◆ **STATED TASK**
Could you turn every line of the items below into one numbered list, leaving out any blank lines?

++++++++++++++++++++

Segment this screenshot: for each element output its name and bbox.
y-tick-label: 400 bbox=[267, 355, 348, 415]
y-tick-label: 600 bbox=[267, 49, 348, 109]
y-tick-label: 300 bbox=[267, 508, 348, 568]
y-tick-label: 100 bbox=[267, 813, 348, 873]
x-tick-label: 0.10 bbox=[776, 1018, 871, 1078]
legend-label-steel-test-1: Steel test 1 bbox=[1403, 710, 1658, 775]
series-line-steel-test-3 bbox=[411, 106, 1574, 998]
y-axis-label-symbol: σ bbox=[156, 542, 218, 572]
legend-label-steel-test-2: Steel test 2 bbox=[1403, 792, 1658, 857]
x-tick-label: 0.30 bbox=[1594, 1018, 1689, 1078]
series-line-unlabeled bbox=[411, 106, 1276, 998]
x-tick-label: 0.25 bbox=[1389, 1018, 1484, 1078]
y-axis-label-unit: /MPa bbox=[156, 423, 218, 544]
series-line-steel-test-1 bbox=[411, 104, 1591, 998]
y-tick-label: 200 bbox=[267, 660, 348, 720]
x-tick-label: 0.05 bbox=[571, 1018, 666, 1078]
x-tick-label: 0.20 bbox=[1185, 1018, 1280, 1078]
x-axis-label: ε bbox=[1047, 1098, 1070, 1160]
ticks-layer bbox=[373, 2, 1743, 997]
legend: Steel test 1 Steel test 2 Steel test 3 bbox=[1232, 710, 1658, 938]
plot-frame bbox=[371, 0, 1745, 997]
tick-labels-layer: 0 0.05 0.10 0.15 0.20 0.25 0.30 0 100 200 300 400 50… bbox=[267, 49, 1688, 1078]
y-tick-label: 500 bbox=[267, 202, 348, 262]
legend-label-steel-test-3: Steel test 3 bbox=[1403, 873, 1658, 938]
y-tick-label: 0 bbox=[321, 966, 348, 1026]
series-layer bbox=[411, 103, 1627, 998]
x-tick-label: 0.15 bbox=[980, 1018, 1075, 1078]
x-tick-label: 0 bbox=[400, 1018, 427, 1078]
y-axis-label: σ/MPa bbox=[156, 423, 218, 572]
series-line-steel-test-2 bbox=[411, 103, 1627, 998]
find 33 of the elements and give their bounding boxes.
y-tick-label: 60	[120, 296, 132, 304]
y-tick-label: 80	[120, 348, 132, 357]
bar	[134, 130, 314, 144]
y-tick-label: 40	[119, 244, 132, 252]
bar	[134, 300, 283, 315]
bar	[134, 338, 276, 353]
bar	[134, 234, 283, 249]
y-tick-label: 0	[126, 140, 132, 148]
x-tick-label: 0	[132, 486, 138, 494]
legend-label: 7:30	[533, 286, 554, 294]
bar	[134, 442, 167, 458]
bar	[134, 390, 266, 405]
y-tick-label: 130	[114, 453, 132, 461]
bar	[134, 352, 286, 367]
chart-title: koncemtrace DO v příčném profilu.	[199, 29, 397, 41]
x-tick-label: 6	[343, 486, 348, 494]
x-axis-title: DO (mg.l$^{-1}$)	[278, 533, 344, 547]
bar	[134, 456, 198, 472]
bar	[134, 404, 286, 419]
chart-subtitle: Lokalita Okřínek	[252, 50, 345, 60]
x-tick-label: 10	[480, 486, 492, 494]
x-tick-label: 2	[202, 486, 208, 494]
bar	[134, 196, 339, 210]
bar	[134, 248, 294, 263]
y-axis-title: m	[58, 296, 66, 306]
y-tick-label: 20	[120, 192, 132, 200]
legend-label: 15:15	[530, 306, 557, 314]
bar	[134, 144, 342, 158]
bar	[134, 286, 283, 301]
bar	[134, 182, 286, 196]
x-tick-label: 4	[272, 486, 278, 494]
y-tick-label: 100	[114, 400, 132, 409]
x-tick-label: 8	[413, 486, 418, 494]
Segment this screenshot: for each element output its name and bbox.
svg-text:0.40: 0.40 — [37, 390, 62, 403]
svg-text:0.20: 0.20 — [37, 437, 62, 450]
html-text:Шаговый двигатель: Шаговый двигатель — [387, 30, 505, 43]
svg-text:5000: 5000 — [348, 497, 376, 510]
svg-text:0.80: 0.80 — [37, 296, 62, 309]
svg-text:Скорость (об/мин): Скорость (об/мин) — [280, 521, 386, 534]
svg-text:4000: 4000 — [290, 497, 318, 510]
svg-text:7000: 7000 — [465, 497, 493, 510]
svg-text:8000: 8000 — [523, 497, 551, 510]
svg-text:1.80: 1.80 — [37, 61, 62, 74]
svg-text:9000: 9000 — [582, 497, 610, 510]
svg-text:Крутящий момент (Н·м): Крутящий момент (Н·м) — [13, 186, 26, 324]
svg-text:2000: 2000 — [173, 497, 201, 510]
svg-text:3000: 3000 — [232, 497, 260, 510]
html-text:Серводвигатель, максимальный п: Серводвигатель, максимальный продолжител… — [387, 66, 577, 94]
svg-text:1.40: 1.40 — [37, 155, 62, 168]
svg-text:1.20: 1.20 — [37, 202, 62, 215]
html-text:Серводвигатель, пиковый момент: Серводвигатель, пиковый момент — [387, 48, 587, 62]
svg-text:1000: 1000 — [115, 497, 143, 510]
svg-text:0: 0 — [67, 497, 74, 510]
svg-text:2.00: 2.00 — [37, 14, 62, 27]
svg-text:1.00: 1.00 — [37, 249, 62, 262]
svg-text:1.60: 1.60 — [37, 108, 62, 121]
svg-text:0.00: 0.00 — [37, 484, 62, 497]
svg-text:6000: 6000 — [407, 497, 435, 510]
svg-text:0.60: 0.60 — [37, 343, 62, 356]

++++++++++++++++++++

◆ **FINAL RESULT**
1. Segment this screenshot: for each element output its name and bbox.
2. y-tick-label: 400 bbox=[267, 355, 348, 415]
3. y-tick-label: 600 bbox=[267, 49, 348, 109]
4. y-tick-label: 300 bbox=[267, 508, 348, 568]
5. y-tick-label: 100 bbox=[267, 813, 348, 873]
6. x-tick-label: 0.10 bbox=[776, 1018, 871, 1078]
7. legend-label-steel-test-1: Steel test 1 bbox=[1403, 710, 1658, 775]
8. series-line-steel-test-3 bbox=[411, 106, 1574, 998]
9. y-axis-label-symbol: σ bbox=[156, 542, 218, 572]
10. legend-label-steel-test-2: Steel test 2 bbox=[1403, 792, 1658, 857]
11. x-tick-label: 0.30 bbox=[1594, 1018, 1689, 1078]
12. series-line-unlabeled bbox=[411, 106, 1276, 998]
13. x-tick-label: 0.25 bbox=[1389, 1018, 1484, 1078]
14. y-axis-label-unit: /MPa bbox=[156, 423, 218, 544]
15. series-line-steel-test-1 bbox=[411, 104, 1591, 998]
16. y-tick-label: 200 bbox=[267, 660, 348, 720]
17. x-tick-label: 0.05 bbox=[571, 1018, 666, 1078]
18. x-tick-label: 0.20 bbox=[1185, 1018, 1280, 1078]
19. x-axis-label: ε bbox=[1047, 1098, 1070, 1160]
20. ticks-layer bbox=[373, 2, 1743, 997]
21. legend: Steel test 1 Steel test 2 Steel test 3 bbox=[1232, 710, 1658, 938]
22. plot-frame bbox=[371, 0, 1745, 997]
23. tick-labels-layer: 0 0.05 0.10 0.15 0.20 0.25 0.30 0 100 200 300 400 50… bbox=[267, 49, 1688, 1078]
24. y-tick-label: 500 bbox=[267, 202, 348, 262]
25. legend-label-steel-test-3: Steel test 3 bbox=[1403, 873, 1658, 938]
26. y-tick-label: 0 bbox=[321, 966, 348, 1026]
27. series-layer bbox=[411, 103, 1627, 998]
28. x-tick-label: 0.15 bbox=[980, 1018, 1075, 1078]
29. x-tick-label: 0 bbox=[400, 1018, 427, 1078]
30. y-axis-label: σ/MPa bbox=[156, 423, 218, 572]
31. series-line-steel-test-2 bbox=[411, 103, 1627, 998]
32. find 33 of the elements and give their bounding boxes.
33. y-tick-label: 60	[120, 296, 132, 304]
34. y-tick-label: 80	[120, 348, 132, 357]
35. bar	[134, 130, 314, 144]
36. y-tick-label: 40	[119, 244, 132, 252]
37. bar	[134, 300, 283, 315]
38. bar	[134, 338, 276, 353]
39. bar	[134, 234, 283, 249]
40. y-tick-label: 0	[126, 140, 132, 148]
41. x-tick-label: 0	[132, 486, 138, 494]
42. legend-label: 7:30	[533, 286, 554, 294]
43. bar	[134, 442, 167, 458]
44. bar	[134, 390, 266, 405]
45. y-tick-label: 130	[114, 453, 132, 461]
46. bar	[134, 352, 286, 367]
47. chart-title: koncemtrace DO v příčném profilu.	[199, 29, 397, 41]
48. x-tick-label: 6	[343, 486, 348, 494]
49. x-axis-title: DO (mg.l$^{-1}$)	[278, 533, 344, 547]
50. bar	[134, 456, 198, 472]
51. bar	[134, 404, 286, 419]
52. chart-subtitle: Lokalita Okřínek	[252, 50, 345, 60]
53. x-tick-label: 10	[480, 486, 492, 494]
54. x-tick-label: 2	[202, 486, 208, 494]
55. bar	[134, 196, 339, 210]
56. bar	[134, 248, 294, 263]
57. y-axis-title: m	[58, 296, 66, 306]
58. y-tick-label: 20	[120, 192, 132, 200]
59. legend-label: 15:15	[530, 306, 557, 314]
60. bar	[134, 144, 342, 158]
61. bar	[134, 286, 283, 301]
62. bar	[134, 182, 286, 196]
63. x-tick-label: 4	[272, 486, 278, 494]
64. y-tick-label: 100	[114, 400, 132, 409]
65. x-tick-label: 8	[413, 486, 418, 494]
66. Segment this screenshot: for each element output its name and bbox.
67. svg-text:0.40: 0.40 — [37, 390, 62, 403]
68. svg-text:0.20: 0.20 — [37, 437, 62, 450]
69. html-text:Шаговый двигатель: Шаговый двигатель — [387, 30, 505, 43]
70. svg-text:5000: 5000 — [348, 497, 376, 510]
71. svg-text:0.80: 0.80 — [37, 296, 62, 309]
72. svg-text:Скорость (об/мин): Скорость (об/мин) — [280, 521, 386, 534]
73. svg-text:4000: 4000 — [290, 497, 318, 510]
74. svg-text:7000: 7000 — [465, 497, 493, 510]
75. svg-text:8000: 8000 — [523, 497, 551, 510]
76. svg-text:1.80: 1.80 — [37, 61, 62, 74]
77. svg-text:9000: 9000 — [582, 497, 610, 510]
78. svg-text:Крутящий момент (Н·м): Крутящий момент (Н·м) — [13, 186, 26, 324]
79. svg-text:2000: 2000 — [173, 497, 201, 510]
80. svg-text:3000: 3000 — [232, 497, 260, 510]
81. html-text:Серводвигатель, максимальный п: Серводвигатель, максимальный продолжител… — [387, 66, 577, 94]
82. svg-text:1.40: 1.40 — [37, 155, 62, 168]
83. svg-text:1.20: 1.20 — [37, 202, 62, 215]
84. html-text:Серводвигатель, пиковый момент: Серводвигатель, пиковый момент — [387, 48, 587, 62]
85. svg-text:1000: 1000 — [115, 497, 143, 510]
86. svg-text:0: 0 — [67, 497, 74, 510]
87. svg-text:2.00: 2.00 — [37, 14, 62, 27]
88. svg-text:1.00: 1.00 — [37, 249, 62, 262]
89. svg-text:1.60: 1.60 — [37, 108, 62, 121]
90. svg-text:0.00: 0.00 — [37, 484, 62, 497]
91. svg-text:6000: 6000 — [407, 497, 435, 510]
92. svg-text:0.60: 0.60 — [37, 343, 62, 356]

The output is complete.